TASK BRIEF - Give each line of the rows below as one string in a JSON list, skipping any blank lines.

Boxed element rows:
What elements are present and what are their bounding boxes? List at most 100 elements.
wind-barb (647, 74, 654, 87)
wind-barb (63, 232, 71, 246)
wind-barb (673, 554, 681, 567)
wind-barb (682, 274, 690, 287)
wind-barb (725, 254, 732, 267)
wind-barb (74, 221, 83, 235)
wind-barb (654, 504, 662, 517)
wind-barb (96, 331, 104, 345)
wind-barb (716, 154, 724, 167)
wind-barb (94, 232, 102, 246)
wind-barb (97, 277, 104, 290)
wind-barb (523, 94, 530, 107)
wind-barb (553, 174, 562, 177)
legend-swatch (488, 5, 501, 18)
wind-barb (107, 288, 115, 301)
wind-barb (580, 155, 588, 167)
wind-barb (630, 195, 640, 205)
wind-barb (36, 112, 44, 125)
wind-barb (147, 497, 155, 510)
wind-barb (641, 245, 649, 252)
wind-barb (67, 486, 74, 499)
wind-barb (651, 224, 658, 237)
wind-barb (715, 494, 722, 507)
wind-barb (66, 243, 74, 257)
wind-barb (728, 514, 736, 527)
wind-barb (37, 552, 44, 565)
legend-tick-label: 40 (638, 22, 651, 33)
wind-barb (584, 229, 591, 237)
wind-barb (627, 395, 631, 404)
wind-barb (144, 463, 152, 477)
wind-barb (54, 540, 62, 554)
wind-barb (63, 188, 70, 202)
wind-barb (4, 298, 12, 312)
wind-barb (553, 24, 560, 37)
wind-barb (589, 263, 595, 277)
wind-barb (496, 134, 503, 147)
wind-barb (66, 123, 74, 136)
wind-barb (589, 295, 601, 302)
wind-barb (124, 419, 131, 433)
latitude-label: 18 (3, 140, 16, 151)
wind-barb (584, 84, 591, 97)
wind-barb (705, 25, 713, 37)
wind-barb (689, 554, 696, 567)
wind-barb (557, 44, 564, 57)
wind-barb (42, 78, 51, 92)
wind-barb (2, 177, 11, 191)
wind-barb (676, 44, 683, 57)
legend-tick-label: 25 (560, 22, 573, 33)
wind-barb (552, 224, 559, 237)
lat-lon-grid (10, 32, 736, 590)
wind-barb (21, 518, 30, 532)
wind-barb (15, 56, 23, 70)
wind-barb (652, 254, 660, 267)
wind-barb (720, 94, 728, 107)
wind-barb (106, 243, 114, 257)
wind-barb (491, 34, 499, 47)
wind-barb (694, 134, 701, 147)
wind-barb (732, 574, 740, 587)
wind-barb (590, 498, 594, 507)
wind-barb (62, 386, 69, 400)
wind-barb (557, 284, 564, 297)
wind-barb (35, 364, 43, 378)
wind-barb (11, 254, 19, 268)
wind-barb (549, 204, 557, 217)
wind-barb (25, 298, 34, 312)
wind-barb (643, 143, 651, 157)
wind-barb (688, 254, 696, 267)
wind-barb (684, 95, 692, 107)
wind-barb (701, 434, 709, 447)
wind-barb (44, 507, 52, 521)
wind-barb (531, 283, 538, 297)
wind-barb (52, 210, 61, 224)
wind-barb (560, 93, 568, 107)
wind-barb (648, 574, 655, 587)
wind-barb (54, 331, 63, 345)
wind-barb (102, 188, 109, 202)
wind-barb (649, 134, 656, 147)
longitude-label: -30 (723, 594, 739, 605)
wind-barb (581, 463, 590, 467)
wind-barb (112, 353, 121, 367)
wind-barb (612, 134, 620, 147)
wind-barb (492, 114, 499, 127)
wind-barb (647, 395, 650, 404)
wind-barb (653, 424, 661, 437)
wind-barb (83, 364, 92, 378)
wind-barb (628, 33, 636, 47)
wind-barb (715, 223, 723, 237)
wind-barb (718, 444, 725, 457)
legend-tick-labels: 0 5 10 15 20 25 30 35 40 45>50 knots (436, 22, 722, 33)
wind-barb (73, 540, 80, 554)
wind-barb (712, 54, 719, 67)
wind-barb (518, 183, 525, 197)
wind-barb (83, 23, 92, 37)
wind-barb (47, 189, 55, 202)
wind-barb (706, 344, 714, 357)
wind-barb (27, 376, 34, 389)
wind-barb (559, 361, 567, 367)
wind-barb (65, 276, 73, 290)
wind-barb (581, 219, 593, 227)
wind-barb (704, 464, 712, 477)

ANSWER BELOW -
[
  "What elements are present and what are their bounding boxes? List at most 100 elements.",
  "wind-barb (647, 74, 654, 87)",
  "wind-barb (63, 232, 71, 246)",
  "wind-barb (673, 554, 681, 567)",
  "wind-barb (682, 274, 690, 287)",
  "wind-barb (725, 254, 732, 267)",
  "wind-barb (74, 221, 83, 235)",
  "wind-barb (654, 504, 662, 517)",
  "wind-barb (96, 331, 104, 345)",
  "wind-barb (716, 154, 724, 167)",
  "wind-barb (94, 232, 102, 246)",
  "wind-barb (97, 277, 104, 290)",
  "wind-barb (523, 94, 530, 107)",
  "wind-barb (553, 174, 562, 177)",
  "legend-swatch (488, 5, 501, 18)",
  "wind-barb (107, 288, 115, 301)",
  "wind-barb (580, 155, 588, 167)",
  "wind-barb (630, 195, 640, 205)",
  "wind-barb (36, 112, 44, 125)",
  "wind-barb (147, 497, 155, 510)",
  "wind-barb (641, 245, 649, 252)",
  "wind-barb (67, 486, 74, 499)",
  "wind-barb (651, 224, 658, 237)",
  "wind-barb (715, 494, 722, 507)",
  "wind-barb (66, 243, 74, 257)",
  "wind-barb (728, 514, 736, 527)",
  "wind-barb (37, 552, 44, 565)",
  "legend-tick-label: 40 (638, 22, 651, 33)",
  "wind-barb (584, 229, 591, 237)",
  "wind-barb (627, 395, 631, 404)",
  "wind-barb (144, 463, 152, 477)",
  "wind-barb (54, 540, 62, 554)",
  "wind-barb (63, 188, 70, 202)",
  "wind-barb (4, 298, 12, 312)",
  "wind-barb (553, 24, 560, 37)",
  "wind-barb (589, 263, 595, 277)",
  "wind-barb (496, 134, 503, 147)",
  "wind-barb (66, 123, 74, 136)",
  "wind-barb (589, 295, 601, 302)",
  "wind-barb (124, 419, 131, 433)",
  "latitude-label: 18 (3, 140, 16, 151)",
  "wind-barb (584, 84, 591, 97)",
  "wind-barb (705, 25, 713, 37)",
  "wind-barb (689, 554, 696, 567)",
  "wind-barb (557, 44, 564, 57)",
  "wind-barb (42, 78, 51, 92)",
  "wind-barb (2, 177, 11, 191)",
  "wind-barb (676, 44, 683, 57)",
  "legend-tick-label: 25 (560, 22, 573, 33)",
  "wind-barb (552, 224, 559, 237)",
  "lat-lon-grid (10, 32, 736, 590)",
  "wind-barb (21, 518, 30, 532)",
  "wind-barb (15, 56, 23, 70)",
  "wind-barb (652, 254, 660, 267)",
  "wind-barb (720, 94, 728, 107)",
  "wind-barb (106, 243, 114, 257)",
  "wind-barb (491, 34, 499, 47)",
  "wind-barb (694, 134, 701, 147)",
  "wind-barb (732, 574, 740, 587)",
  "wind-barb (590, 498, 594, 507)",
  "wind-barb (62, 386, 69, 400)",
  "wind-barb (557, 284, 564, 297)",
  "wind-barb (35, 364, 43, 378)",
  "wind-barb (11, 254, 19, 268)",
  "wind-barb (549, 204, 557, 217)",
  "wind-barb (25, 298, 34, 312)",
  "wind-barb (643, 143, 651, 157)",
  "wind-barb (688, 254, 696, 267)",
  "wind-barb (684, 95, 692, 107)",
  "wind-barb (701, 434, 709, 447)",
  "wind-barb (44, 507, 52, 521)",
  "wind-barb (531, 283, 538, 297)",
  "wind-barb (52, 210, 61, 224)",
  "wind-barb (560, 93, 568, 107)",
  "wind-barb (648, 574, 655, 587)",
  "wind-barb (54, 331, 63, 345)",
  "wind-barb (102, 188, 109, 202)",
  "wind-barb (649, 134, 656, 147)",
  "longitude-label: -30 (723, 594, 739, 605)",
  "wind-barb (581, 463, 590, 467)",
  "wind-barb (112, 353, 121, 367)",
  "wind-barb (612, 134, 620, 147)",
  "wind-barb (492, 114, 499, 127)",
  "wind-barb (647, 395, 650, 404)",
  "wind-barb (653, 424, 661, 437)",
  "wind-barb (83, 364, 92, 378)",
  "wind-barb (628, 33, 636, 47)",
  "wind-barb (715, 223, 723, 237)",
  "wind-barb (718, 444, 725, 457)",
  "legend-tick-labels: 0 5 10 15 20 25 30 35 40 45>50 knots (436, 22, 722, 33)",
  "wind-barb (73, 540, 80, 554)",
  "wind-barb (712, 54, 719, 67)",
  "wind-barb (518, 183, 525, 197)",
  "wind-barb (83, 23, 92, 37)",
  "wind-barb (47, 189, 55, 202)",
  "wind-barb (706, 344, 714, 357)",
  "wind-barb (27, 376, 34, 389)",
  "wind-barb (559, 361, 567, 367)",
  "wind-barb (65, 276, 73, 290)",
  "wind-barb (581, 219, 593, 227)",
  "wind-barb (704, 464, 712, 477)"
]